Reproduce the lines of the material exactly, excluding every image.

START

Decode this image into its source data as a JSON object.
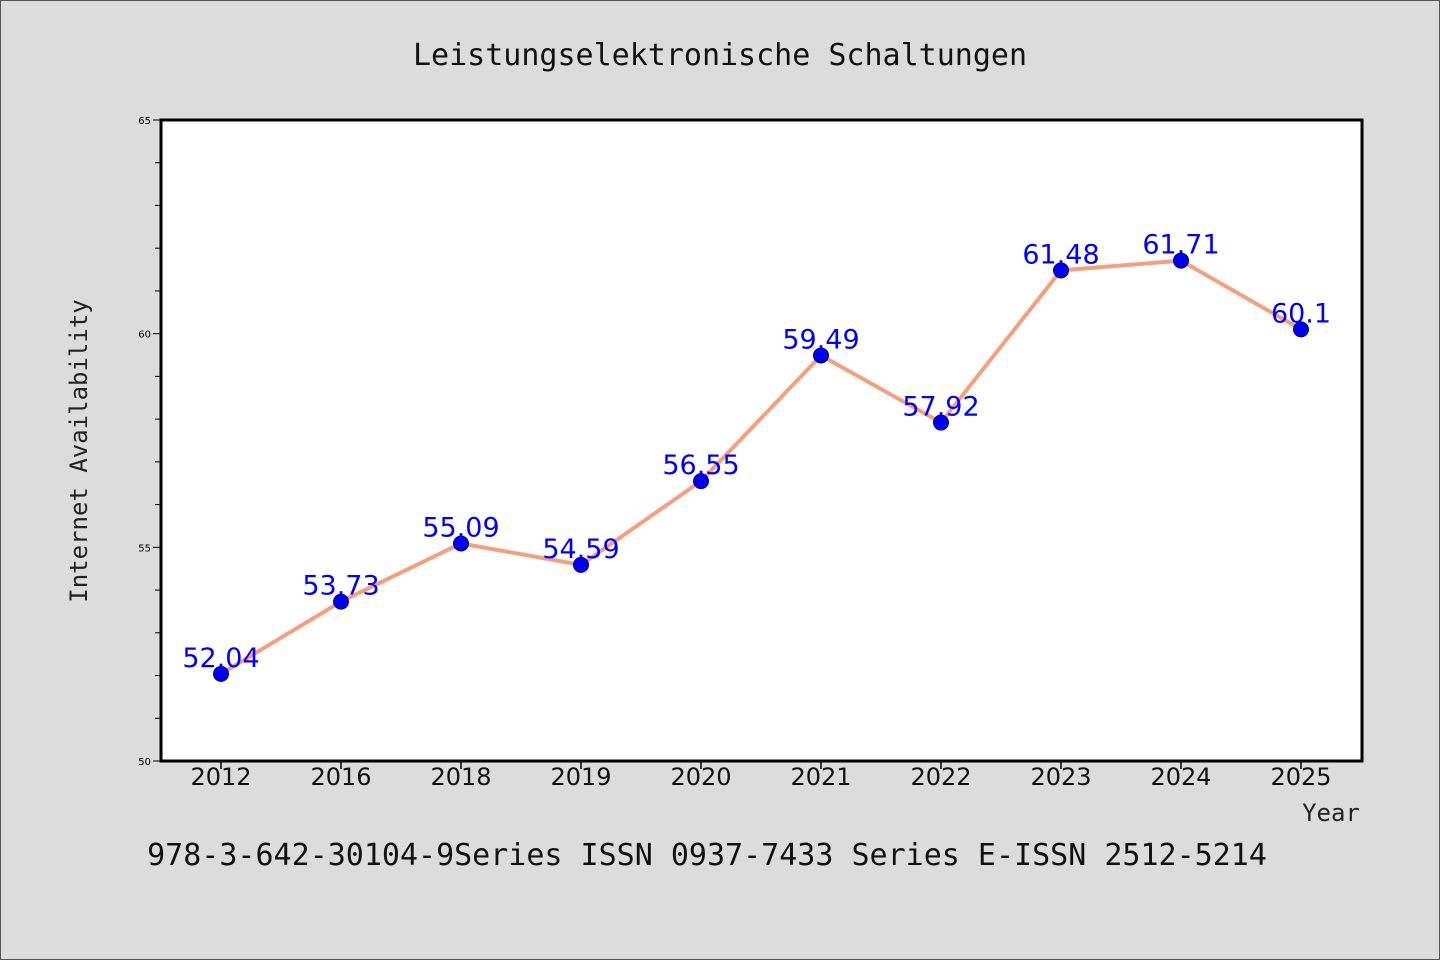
{
  "chart_data": {
    "type": "line",
    "title": "Leistungselektronische Schaltungen",
    "xlabel": "Year",
    "ylabel": "Internet Availability",
    "categories": [
      "2012",
      "2016",
      "2018",
      "2019",
      "2020",
      "2021",
      "2022",
      "2023",
      "2024",
      "2025"
    ],
    "values": [
      52.04,
      53.73,
      55.09,
      54.59,
      56.55,
      59.49,
      57.92,
      61.48,
      61.71,
      60.1
    ],
    "data_labels": [
      "52.04",
      "53.73",
      "55.09",
      "54.59",
      "56.55",
      "59.49",
      "57.92",
      "61.48",
      "61.71",
      "60.1"
    ],
    "ylim": [
      50,
      65
    ],
    "yticks": [
      50,
      55,
      60,
      65
    ],
    "ytick_labels": [
      "50",
      "55",
      "60",
      "65"
    ],
    "grid": false,
    "colors": {
      "line": "#f4a07f",
      "marker": "#0000ee",
      "label": "#0000ff",
      "background": "#dcdcdc",
      "plot_background": "#ffffff"
    },
    "footer": "978-3-642-30104-9Series ISSN 0937-7433 Series E-ISSN 2512-5214"
  }
}
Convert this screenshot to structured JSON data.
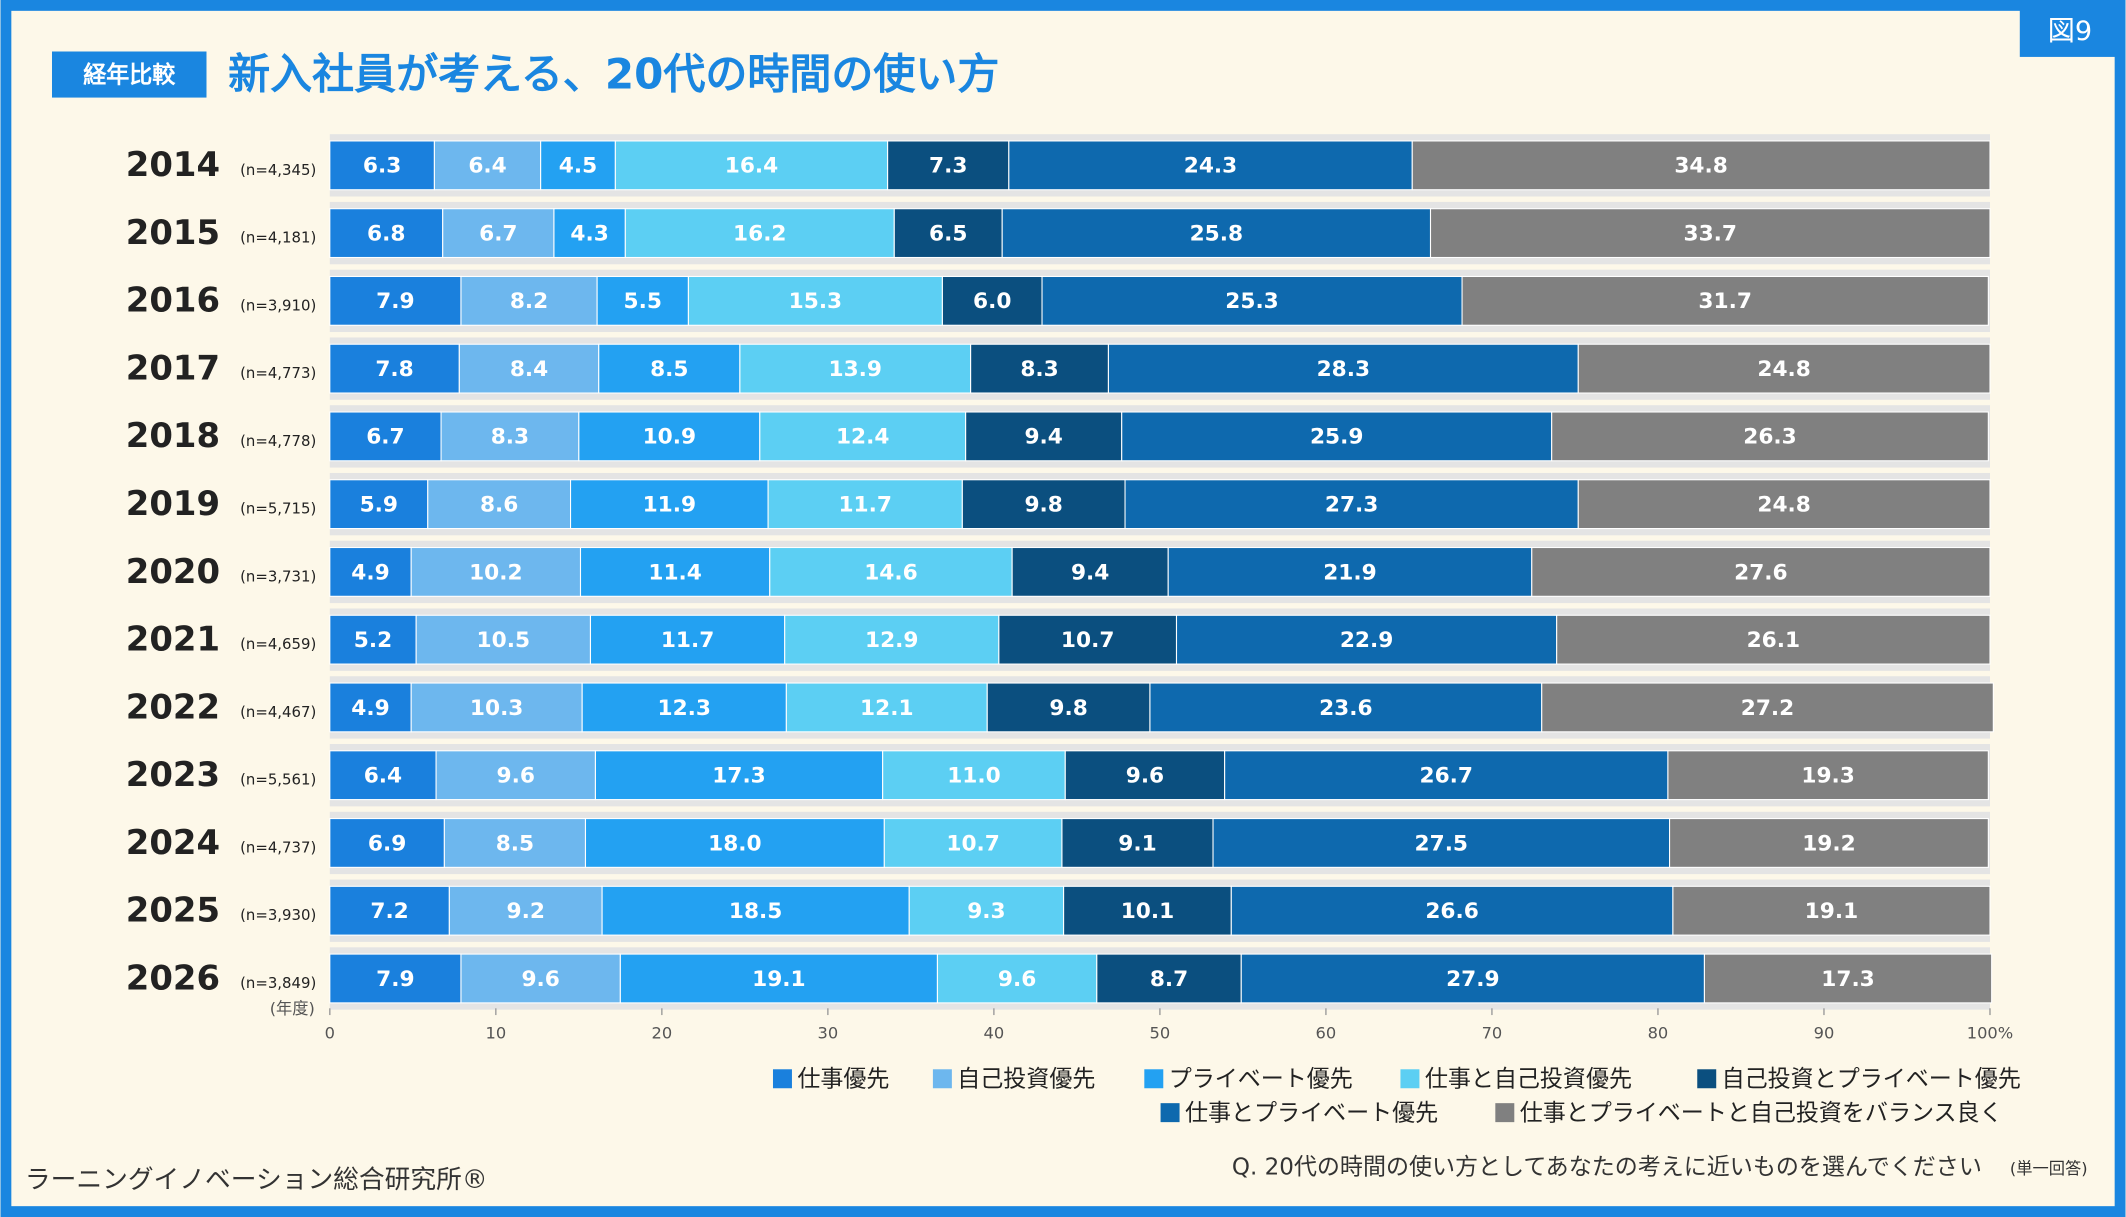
{
  "chart_data": {
    "type": "stacked_bar_horizontal",
    "figure_label": "図9",
    "badge": "経年比較",
    "title": "新入社員が考える、20代の時間の使い方",
    "categories": [
      "2014",
      "2015",
      "2016",
      "2017",
      "2018",
      "2019",
      "2020",
      "2021",
      "2022",
      "2023",
      "2024",
      "2025",
      "2026"
    ],
    "category_notes": [
      "(n=4,345)",
      "(n=4,181)",
      "(n=3,910)",
      "(n=4,773)",
      "(n=4,778)",
      "(n=5,715)",
      "(n=3,731)",
      "(n=4,659)",
      "(n=4,467)",
      "(n=5,561)",
      "(n=4,737)",
      "(n=3,930)",
      "(n=3,849)"
    ],
    "category_unit": "(年度)",
    "xlim": [
      0,
      100
    ],
    "xticks": [
      0,
      10,
      20,
      30,
      40,
      50,
      60,
      70,
      80,
      90,
      {
        "value": 100,
        "label": "100%"
      }
    ],
    "series": [
      {
        "name": "仕事優先",
        "color": "#1a80dd",
        "values": [
          6.3,
          6.8,
          7.9,
          7.8,
          6.7,
          5.9,
          4.9,
          5.2,
          4.9,
          6.4,
          6.9,
          7.2,
          7.9
        ],
        "value_labels": [
          "6.3",
          "6.8",
          "7.9",
          "7.8",
          "6.7",
          "5.9",
          "4.9",
          "5.2",
          "4.9",
          "6.4",
          "6.9",
          "7.2",
          "7.9"
        ]
      },
      {
        "name": "自己投資優先",
        "color": "#6db7ee",
        "values": [
          6.4,
          6.7,
          8.2,
          8.4,
          8.3,
          8.6,
          10.2,
          10.5,
          10.3,
          9.6,
          8.5,
          9.2,
          9.6
        ],
        "value_labels": [
          "6.4",
          "6.7",
          "8.2",
          "8.4",
          "8.3",
          "8.6",
          "10.2",
          "10.5",
          "10.3",
          "9.6",
          "8.5",
          "9.2",
          "9.6"
        ]
      },
      {
        "name": "プライベート優先",
        "color": "#23a1f2",
        "values": [
          4.5,
          4.3,
          5.5,
          8.5,
          10.9,
          11.9,
          11.4,
          11.7,
          12.3,
          17.3,
          18.0,
          18.5,
          19.1
        ],
        "value_labels": [
          "4.5",
          "4.3",
          "5.5",
          "8.5",
          "10.9",
          "11.9",
          "11.4",
          "11.7",
          "12.3",
          "17.3",
          "18.0",
          "18.5",
          "19.1"
        ]
      },
      {
        "name": "仕事と自己投資優先",
        "color": "#5ccff3",
        "values": [
          16.4,
          16.2,
          15.3,
          13.9,
          12.4,
          11.7,
          14.6,
          12.9,
          12.1,
          11.0,
          10.7,
          9.3,
          9.6
        ],
        "value_labels": [
          "16.4",
          "16.2",
          "15.3",
          "13.9",
          "12.4",
          "11.7",
          "14.6",
          "12.9",
          "12.1",
          "11.0",
          "10.7",
          "9.3",
          "9.6"
        ]
      },
      {
        "name": "自己投資とプライベート優先",
        "color": "#0b4f7f",
        "values": [
          7.3,
          6.5,
          6.0,
          8.3,
          9.4,
          9.8,
          9.4,
          10.7,
          9.8,
          9.6,
          9.1,
          10.1,
          8.7
        ],
        "value_labels": [
          "7.3",
          "6.5",
          "6.0",
          "8.3",
          "9.4",
          "9.8",
          "9.4",
          "10.7",
          "9.8",
          "9.6",
          "9.1",
          "10.1",
          "8.7"
        ]
      },
      {
        "name": "仕事とプライベート優先",
        "color": "#0e69ae",
        "values": [
          24.3,
          25.8,
          25.3,
          28.3,
          25.9,
          27.3,
          21.9,
          22.9,
          23.6,
          26.7,
          27.5,
          26.6,
          27.9
        ],
        "value_labels": [
          "24.3",
          "25.8",
          "25.3",
          "28.3",
          "25.9",
          "27.3",
          "21.9",
          "22.9",
          "23.6",
          "26.7",
          "27.5",
          "26.6",
          "27.9"
        ]
      },
      {
        "name": "仕事とプライベートと自己投資をバランス良く",
        "color": "#808080",
        "values": [
          34.8,
          33.7,
          31.7,
          24.8,
          26.3,
          24.8,
          27.6,
          26.1,
          27.2,
          19.3,
          19.2,
          19.1,
          17.3
        ],
        "value_labels": [
          "34.8",
          "33.7",
          "31.7",
          "24.8",
          "26.3",
          "24.8",
          "27.6",
          "26.1",
          "27.2",
          "19.3",
          "19.2",
          "19.1",
          "17.3"
        ]
      }
    ],
    "question": "Q. 20代の時間の使い方としてあなたの考えに近いものを選んでください",
    "question_note": "(単一回答)",
    "source": "ラーニングイノベーション総合研究所®"
  }
}
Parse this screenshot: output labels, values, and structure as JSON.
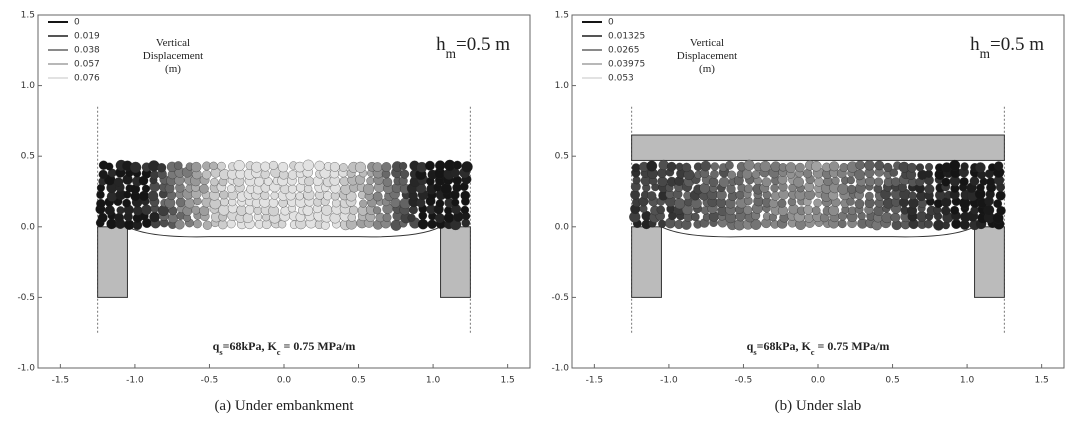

END

§ Solved exercise:
Decode this image into its source data as a JSON object.
{
  "chart_data": {
    "type": "line",
    "title": "Leistungselektronische Schaltungen",
    "xlabel": "Year",
    "ylabel": "Internet Availability",
    "categories": [
      "2012",
      "2016",
      "2018",
      "2019",
      "2020",
      "2021",
      "2022",
      "2023",
      "2024",
      "2025"
    ],
    "values": [
      52.04,
      53.73,
      55.09,
      54.59,
      56.55,
      59.49,
      57.92,
      61.48,
      61.71,
      60.1
    ],
    "data_labels": [
      "52.04",
      "53.73",
      "55.09",
      "54.59",
      "56.55",
      "59.49",
      "57.92",
      "61.48",
      "61.71",
      "60.1"
    ],
    "ylim": [
      50,
      65
    ],
    "yticks": [
      50,
      55,
      60,
      65
    ],
    "ytick_labels": [
      "50",
      "55",
      "60",
      "65"
    ],
    "grid": false,
    "colors": {
      "line": "#f4a07f",
      "marker": "#0000ee",
      "label": "#0000ff",
      "background": "#dcdcdc",
      "plot_background": "#ffffff"
    },
    "footer": "978-3-642-30104-9Series ISSN 0937-7433 Series E-ISSN 2512-5214"
  }
}
Convert this screenshot to structured JSON data.
{
  "chart_data": {
    "type": "stacked_bar_horizontal",
    "figure_label": "図9",
    "badge": "経年比較",
    "title": "新入社員が考える、20代の時間の使い方",
    "categories": [
      "2014",
      "2015",
      "2016",
      "2017",
      "2018",
      "2019",
      "2020",
      "2021",
      "2022",
      "2023",
      "2024",
      "2025",
      "2026"
    ],
    "category_notes": [
      "(n=4,345)",
      "(n=4,181)",
      "(n=3,910)",
      "(n=4,773)",
      "(n=4,778)",
      "(n=5,715)",
      "(n=3,731)",
      "(n=4,659)",
      "(n=4,467)",
      "(n=5,561)",
      "(n=4,737)",
      "(n=3,930)",
      "(n=3,849)"
    ],
    "category_unit": "(年度)",
    "xlim": [
      0,
      100
    ],
    "xticks": [
      0,
      10,
      20,
      30,
      40,
      50,
      60,
      70,
      80,
      90,
      {
        "value": 100,
        "label": "100%"
      }
    ],
    "series": [
      {
        "name": "仕事優先",
        "color": "#1a80dd",
        "values": [
          6.3,
          6.8,
          7.9,
          7.8,
          6.7,
          5.9,
          4.9,
          5.2,
          4.9,
          6.4,
          6.9,
          7.2,
          7.9
        ],
        "value_labels": [
          "6.3",
          "6.8",
          "7.9",
          "7.8",
          "6.7",
          "5.9",
          "4.9",
          "5.2",
          "4.9",
          "6.4",
          "6.9",
          "7.2",
          "7.9"
        ]
      },
      {
        "name": "自己投資優先",
        "color": "#6db7ee",
        "values": [
          6.4,
          6.7,
          8.2,
          8.4,
          8.3,
          8.6,
          10.2,
          10.5,
          10.3,
          9.6,
          8.5,
          9.2,
          9.6
        ],
        "value_labels": [
          "6.4",
          "6.7",
          "8.2",
          "8.4",
          "8.3",
          "8.6",
          "10.2",
          "10.5",
          "10.3",
          "9.6",
          "8.5",
          "9.2",
          "9.6"
        ]
      },
      {
        "name": "プライベート優先",
        "color": "#23a1f2",
        "values": [
          4.5,
          4.3,
          5.5,
          8.5,
          10.9,
          11.9,
          11.4,
          11.7,
          12.3,
          17.3,
          18.0,
          18.5,
          19.1
        ],
        "value_labels": [
          "4.5",
          "4.3",
          "5.5",
          "8.5",
          "10.9",
          "11.9",
          "11.4",
          "11.7",
          "12.3",
          "17.3",
          "18.0",
          "18.5",
          "19.1"
        ]
      },
      {
        "name": "仕事と自己投資優先",
        "color": "#5ccff3",
        "values": [
          16.4,
          16.2,
          15.3,
          13.9,
          12.4,
          11.7,
          14.6,
          12.9,
          12.1,
          11.0,
          10.7,
          9.3,
          9.6
        ],
        "value_labels": [
          "16.4",
          "16.2",
          "15.3",
          "13.9",
          "12.4",
          "11.7",
          "14.6",
          "12.9",
          "12.1",
          "11.0",
          "10.7",
          "9.3",
          "9.6"
        ]
      },
      {
        "name": "自己投資とプライベート優先",
        "color": "#0b4f7f",
        "values": [
          7.3,
          6.5,
          6.0,
          8.3,
          9.4,
          9.8,
          9.4,
          10.7,
          9.8,
          9.6,
          9.1,
          10.1,
          8.7
        ],
        "value_labels": [
          "7.3",
          "6.5",
          "6.0",
          "8.3",
          "9.4",
          "9.8",
          "9.4",
          "10.7",
          "9.8",
          "9.6",
          "9.1",
          "10.1",
          "8.7"
        ]
      },
      {
        "name": "仕事とプライベート優先",
        "color": "#0e69ae",
        "values": [
          24.3,
          25.8,
          25.3,
          28.3,
          25.9,
          27.3,
          21.9,
          22.9,
          23.6,
          26.7,
          27.5,
          26.6,
          27.9
        ],
        "value_labels": [
          "24.3",
          "25.8",
          "25.3",
          "28.3",
          "25.9",
          "27.3",
          "21.9",
          "22.9",
          "23.6",
          "26.7",
          "27.5",
          "26.6",
          "27.9"
        ]
      },
      {
        "name": "仕事とプライベートと自己投資をバランス良く",
        "color": "#808080",
        "values": [
          34.8,
          33.7,
          31.7,
          24.8,
          26.3,
          24.8,
          27.6,
          26.1,
          27.2,
          19.3,
          19.2,
          19.1,
          17.3
        ],
        "value_labels": [
          "34.8",
          "33.7",
          "31.7",
          "24.8",
          "26.3",
          "24.8",
          "27.6",
          "26.1",
          "27.2",
          "19.3",
          "19.2",
          "19.1",
          "17.3"
        ]
      }
    ],
    "question": "Q. 20代の時間の使い方としてあなたの考えに近いものを選んでください",
    "question_note": "(単一回答)",
    "source": "ラーニングイノベーション総合研究所®"
  }
}
Parse this screenshot: output labels, values, and structure as JSON.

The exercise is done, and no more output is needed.